* Task to carry out
Each line that holds the word "Điều" counts once; give the total for the records below and nothing else.

* The input
┌────────
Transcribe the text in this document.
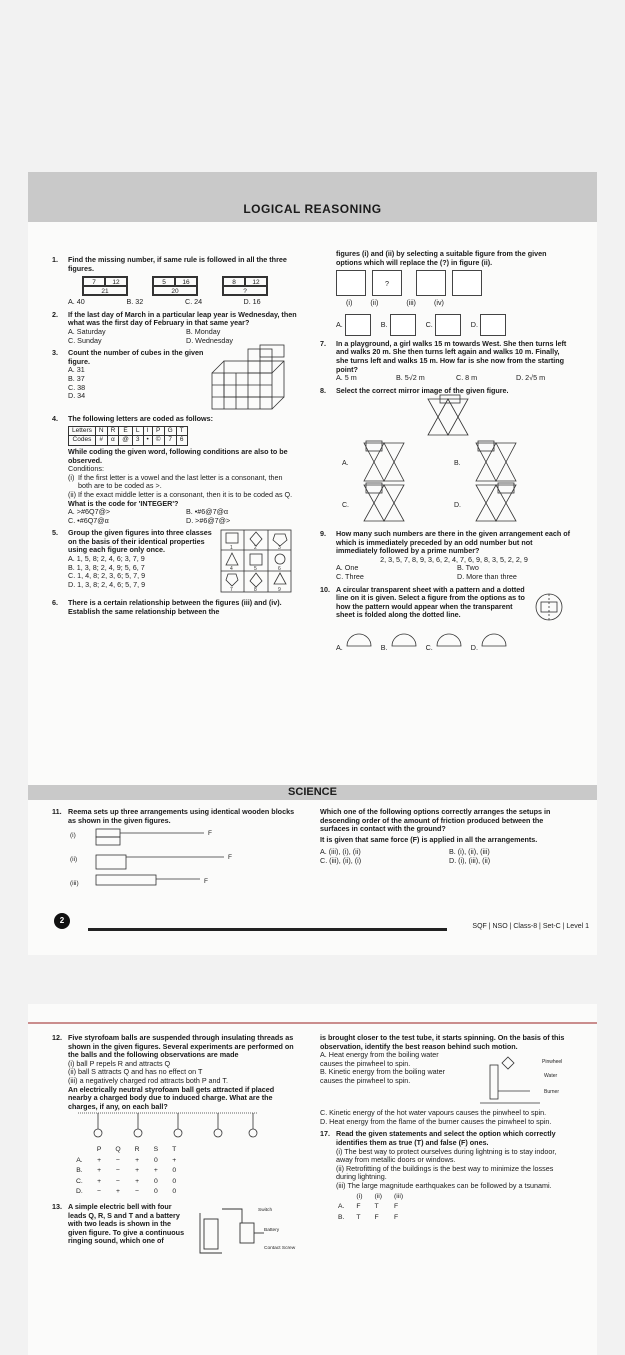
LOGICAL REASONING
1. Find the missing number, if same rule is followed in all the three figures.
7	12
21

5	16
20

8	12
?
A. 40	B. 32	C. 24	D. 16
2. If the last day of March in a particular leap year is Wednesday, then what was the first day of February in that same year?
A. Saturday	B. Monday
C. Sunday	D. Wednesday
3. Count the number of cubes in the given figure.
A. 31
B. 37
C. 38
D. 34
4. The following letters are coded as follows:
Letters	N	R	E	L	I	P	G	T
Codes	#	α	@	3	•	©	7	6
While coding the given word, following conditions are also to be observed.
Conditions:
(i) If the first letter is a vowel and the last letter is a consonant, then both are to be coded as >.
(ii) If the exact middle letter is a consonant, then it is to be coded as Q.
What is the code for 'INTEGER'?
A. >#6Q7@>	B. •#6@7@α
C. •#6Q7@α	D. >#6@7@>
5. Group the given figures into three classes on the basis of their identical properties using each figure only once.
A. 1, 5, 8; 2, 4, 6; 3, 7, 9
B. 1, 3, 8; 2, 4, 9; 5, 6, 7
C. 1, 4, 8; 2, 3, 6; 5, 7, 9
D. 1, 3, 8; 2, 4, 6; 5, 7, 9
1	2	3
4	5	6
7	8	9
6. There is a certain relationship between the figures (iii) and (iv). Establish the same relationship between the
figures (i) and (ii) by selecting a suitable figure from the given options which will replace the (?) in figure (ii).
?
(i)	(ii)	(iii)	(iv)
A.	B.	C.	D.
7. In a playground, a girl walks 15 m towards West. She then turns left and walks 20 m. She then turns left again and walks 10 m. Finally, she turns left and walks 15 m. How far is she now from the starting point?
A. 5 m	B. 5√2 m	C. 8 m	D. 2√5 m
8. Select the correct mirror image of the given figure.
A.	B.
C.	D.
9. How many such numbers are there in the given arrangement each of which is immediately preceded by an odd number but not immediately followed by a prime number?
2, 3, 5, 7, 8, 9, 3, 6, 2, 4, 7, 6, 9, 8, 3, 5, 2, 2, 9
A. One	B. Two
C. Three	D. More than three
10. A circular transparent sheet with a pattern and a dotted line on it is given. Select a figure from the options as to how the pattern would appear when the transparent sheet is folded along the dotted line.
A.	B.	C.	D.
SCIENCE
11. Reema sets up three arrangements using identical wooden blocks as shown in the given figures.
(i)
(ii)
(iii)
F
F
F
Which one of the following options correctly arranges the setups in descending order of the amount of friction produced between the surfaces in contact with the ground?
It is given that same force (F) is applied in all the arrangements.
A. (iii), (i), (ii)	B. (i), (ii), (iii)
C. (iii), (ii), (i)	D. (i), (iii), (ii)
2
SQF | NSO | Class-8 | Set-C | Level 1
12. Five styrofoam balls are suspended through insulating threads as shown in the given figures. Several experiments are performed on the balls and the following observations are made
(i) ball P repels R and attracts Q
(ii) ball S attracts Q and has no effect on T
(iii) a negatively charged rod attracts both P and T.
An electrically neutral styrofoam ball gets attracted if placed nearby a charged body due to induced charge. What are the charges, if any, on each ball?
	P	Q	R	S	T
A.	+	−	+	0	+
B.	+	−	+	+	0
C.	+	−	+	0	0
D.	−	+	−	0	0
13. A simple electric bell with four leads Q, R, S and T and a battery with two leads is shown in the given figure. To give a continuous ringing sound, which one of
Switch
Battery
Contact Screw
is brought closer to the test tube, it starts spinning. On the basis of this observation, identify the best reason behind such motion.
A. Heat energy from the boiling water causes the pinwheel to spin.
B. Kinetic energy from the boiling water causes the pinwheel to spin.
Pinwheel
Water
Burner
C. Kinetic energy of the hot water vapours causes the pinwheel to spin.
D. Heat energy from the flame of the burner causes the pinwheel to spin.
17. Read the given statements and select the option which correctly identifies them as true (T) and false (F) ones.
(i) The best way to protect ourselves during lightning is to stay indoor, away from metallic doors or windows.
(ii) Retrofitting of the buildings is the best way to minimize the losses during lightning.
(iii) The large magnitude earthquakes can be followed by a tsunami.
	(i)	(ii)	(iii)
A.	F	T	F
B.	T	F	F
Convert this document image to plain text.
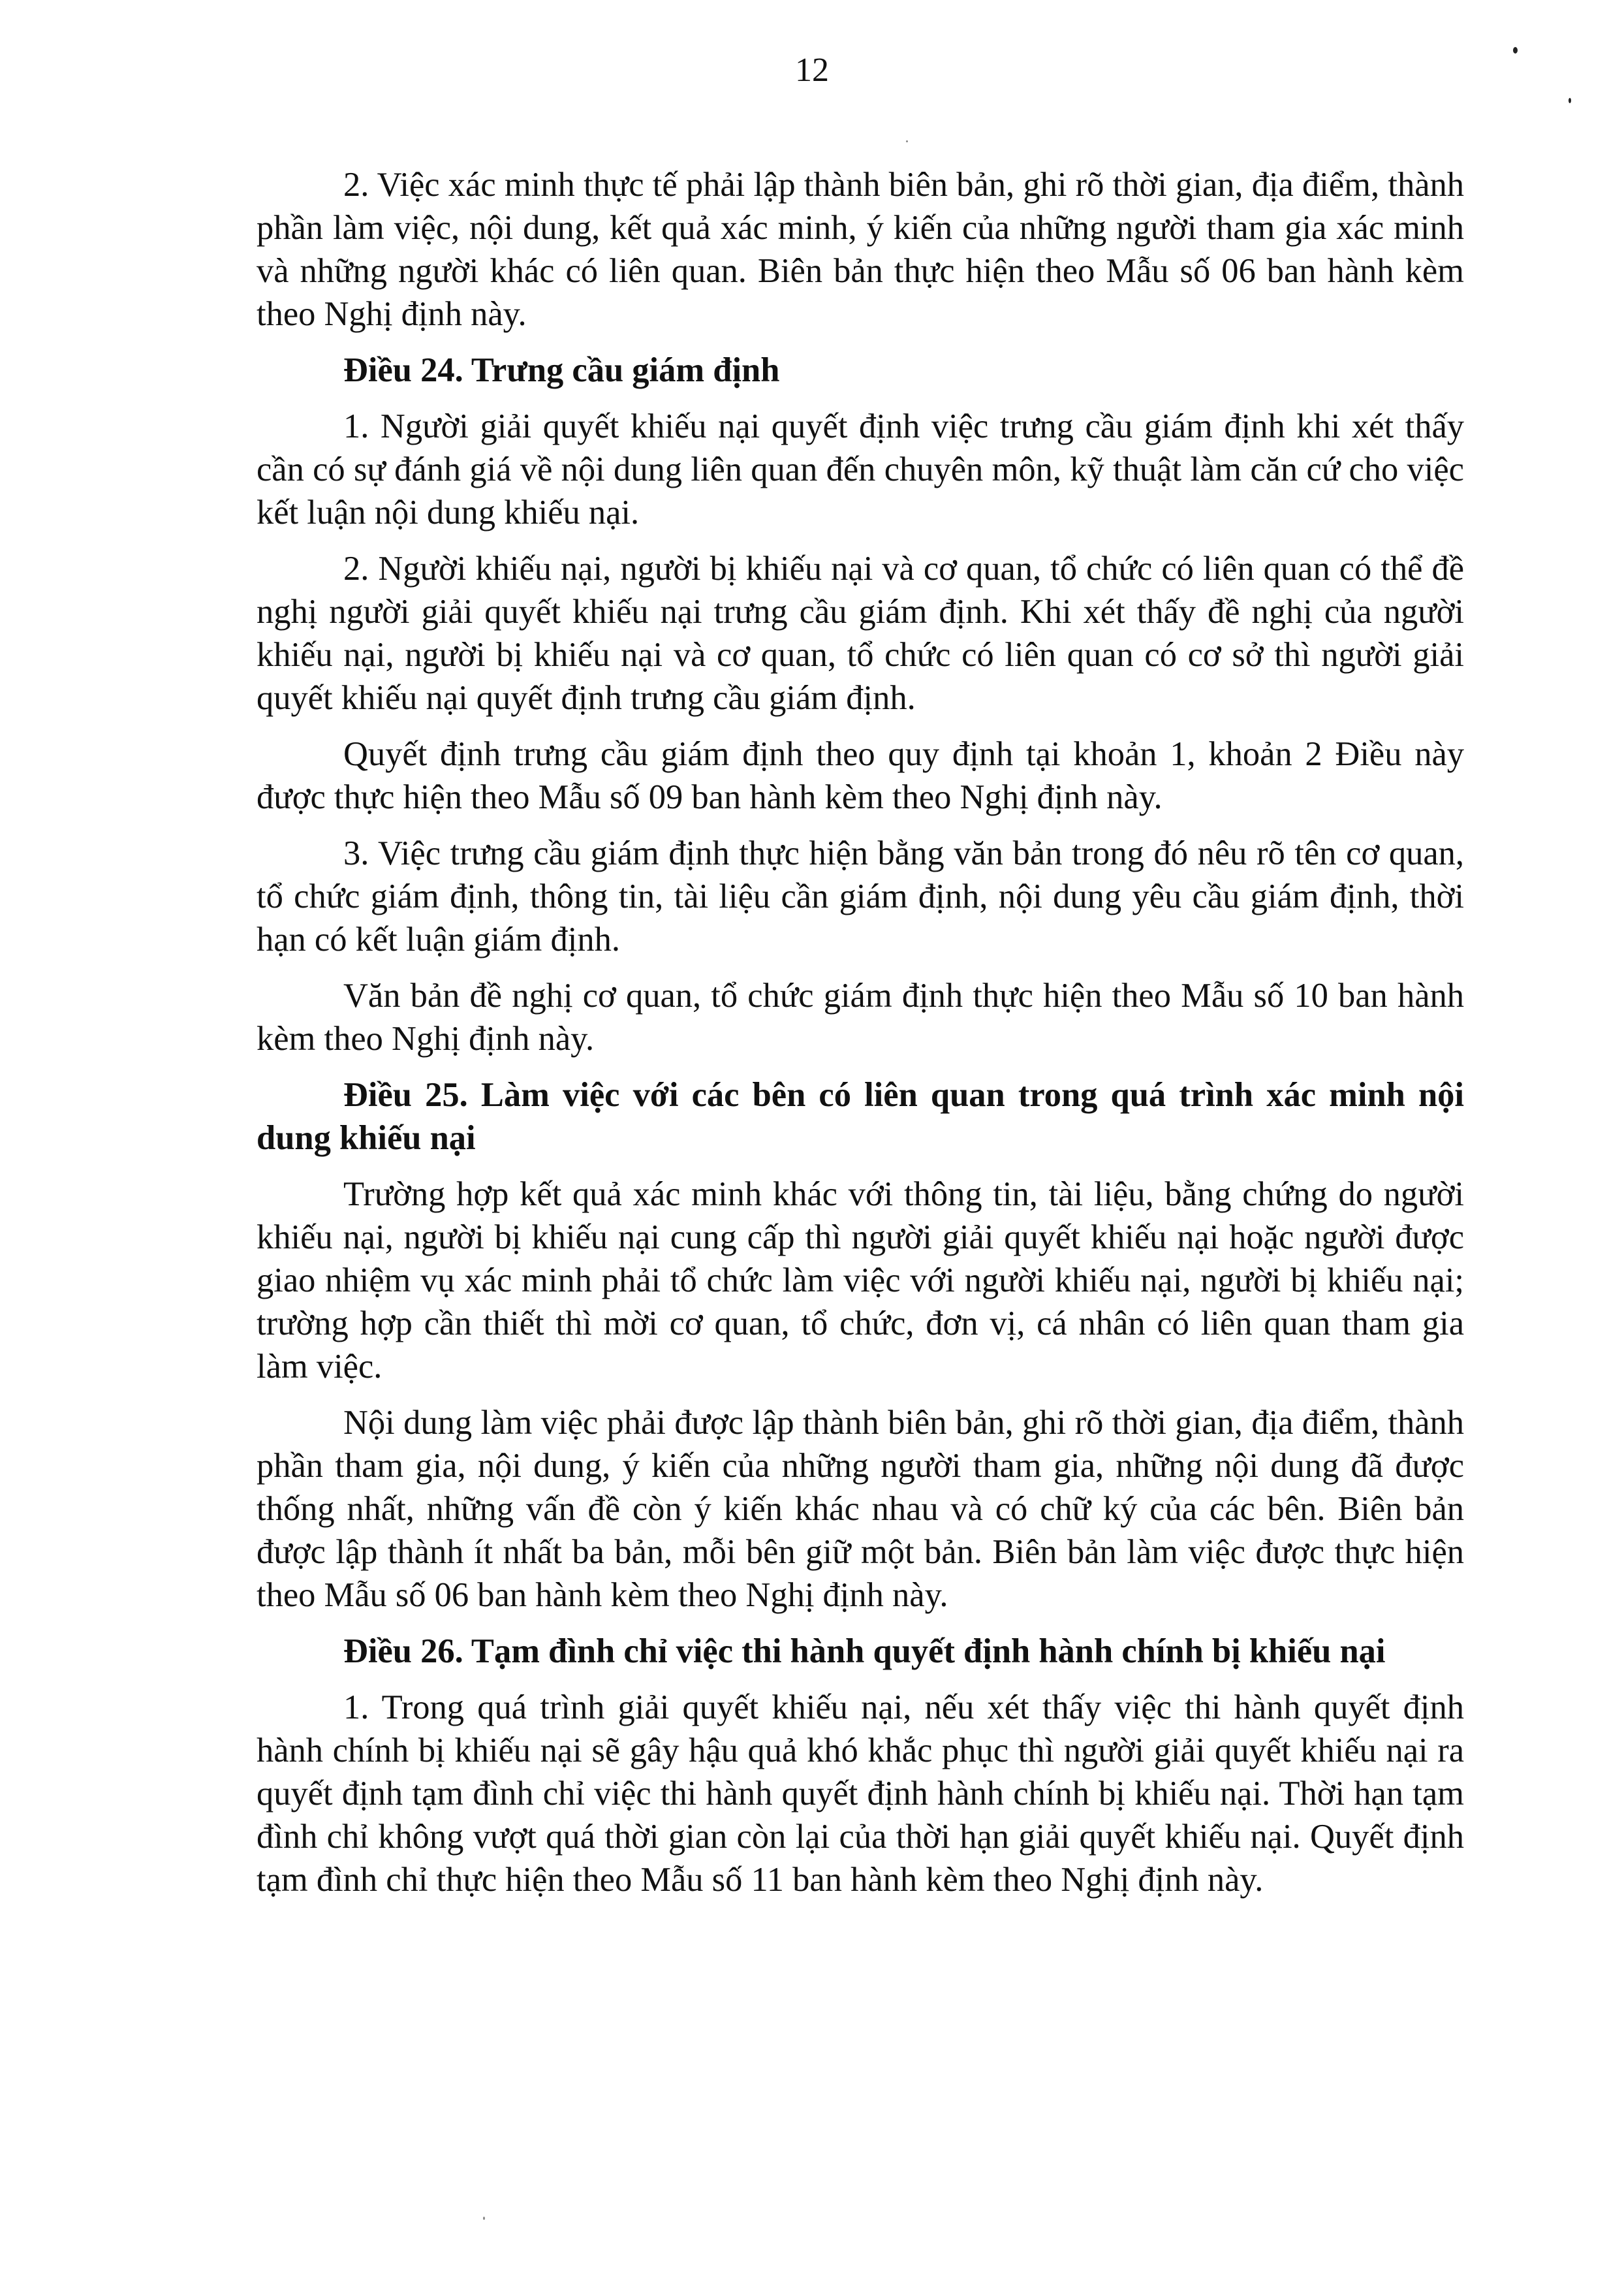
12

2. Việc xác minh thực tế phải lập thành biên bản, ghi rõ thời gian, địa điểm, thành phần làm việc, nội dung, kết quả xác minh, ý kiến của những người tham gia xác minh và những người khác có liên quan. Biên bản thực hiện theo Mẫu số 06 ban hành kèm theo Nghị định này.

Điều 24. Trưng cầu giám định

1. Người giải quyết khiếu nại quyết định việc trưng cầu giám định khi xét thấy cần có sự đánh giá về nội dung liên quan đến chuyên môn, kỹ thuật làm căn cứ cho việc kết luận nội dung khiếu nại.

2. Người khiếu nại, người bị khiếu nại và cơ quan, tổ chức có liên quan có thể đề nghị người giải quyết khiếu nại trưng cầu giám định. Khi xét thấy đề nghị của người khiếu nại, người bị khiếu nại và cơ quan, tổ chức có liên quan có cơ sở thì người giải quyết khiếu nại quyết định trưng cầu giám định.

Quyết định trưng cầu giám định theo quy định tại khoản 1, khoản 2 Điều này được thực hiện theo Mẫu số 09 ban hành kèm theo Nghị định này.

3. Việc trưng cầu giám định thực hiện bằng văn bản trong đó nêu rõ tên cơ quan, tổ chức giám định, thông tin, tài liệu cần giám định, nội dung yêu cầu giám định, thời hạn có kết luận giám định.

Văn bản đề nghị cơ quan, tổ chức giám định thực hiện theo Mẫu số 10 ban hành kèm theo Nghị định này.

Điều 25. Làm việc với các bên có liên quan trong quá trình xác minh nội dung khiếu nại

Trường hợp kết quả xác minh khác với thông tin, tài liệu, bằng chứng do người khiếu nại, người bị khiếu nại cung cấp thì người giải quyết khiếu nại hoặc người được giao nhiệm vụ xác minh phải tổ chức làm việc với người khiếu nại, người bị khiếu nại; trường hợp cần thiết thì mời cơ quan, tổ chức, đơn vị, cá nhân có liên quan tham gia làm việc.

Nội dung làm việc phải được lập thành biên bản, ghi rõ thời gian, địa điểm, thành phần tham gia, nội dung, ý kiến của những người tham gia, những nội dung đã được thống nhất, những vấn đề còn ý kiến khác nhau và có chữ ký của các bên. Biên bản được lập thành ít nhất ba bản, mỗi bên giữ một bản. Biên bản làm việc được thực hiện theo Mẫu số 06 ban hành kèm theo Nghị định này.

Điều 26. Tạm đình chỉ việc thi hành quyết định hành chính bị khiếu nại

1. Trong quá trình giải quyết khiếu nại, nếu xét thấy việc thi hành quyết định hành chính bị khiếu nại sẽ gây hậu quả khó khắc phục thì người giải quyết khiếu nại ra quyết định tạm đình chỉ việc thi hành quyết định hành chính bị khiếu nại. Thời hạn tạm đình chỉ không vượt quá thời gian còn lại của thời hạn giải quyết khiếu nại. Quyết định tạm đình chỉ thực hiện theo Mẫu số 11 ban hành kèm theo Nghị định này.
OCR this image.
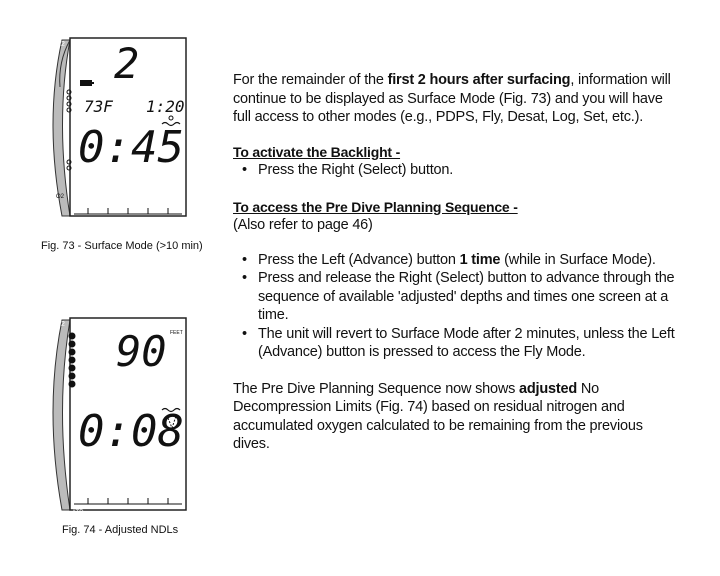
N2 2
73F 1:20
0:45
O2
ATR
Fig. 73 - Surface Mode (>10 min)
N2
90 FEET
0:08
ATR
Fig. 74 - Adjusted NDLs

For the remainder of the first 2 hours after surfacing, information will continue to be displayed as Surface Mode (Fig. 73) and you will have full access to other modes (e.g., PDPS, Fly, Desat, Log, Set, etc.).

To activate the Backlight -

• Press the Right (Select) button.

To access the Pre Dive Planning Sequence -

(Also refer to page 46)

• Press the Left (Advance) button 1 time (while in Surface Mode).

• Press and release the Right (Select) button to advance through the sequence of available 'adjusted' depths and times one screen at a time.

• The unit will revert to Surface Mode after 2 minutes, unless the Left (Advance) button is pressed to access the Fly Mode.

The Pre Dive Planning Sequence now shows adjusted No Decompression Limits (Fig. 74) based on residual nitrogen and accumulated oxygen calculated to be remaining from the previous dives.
└────────
* Completed exercise
4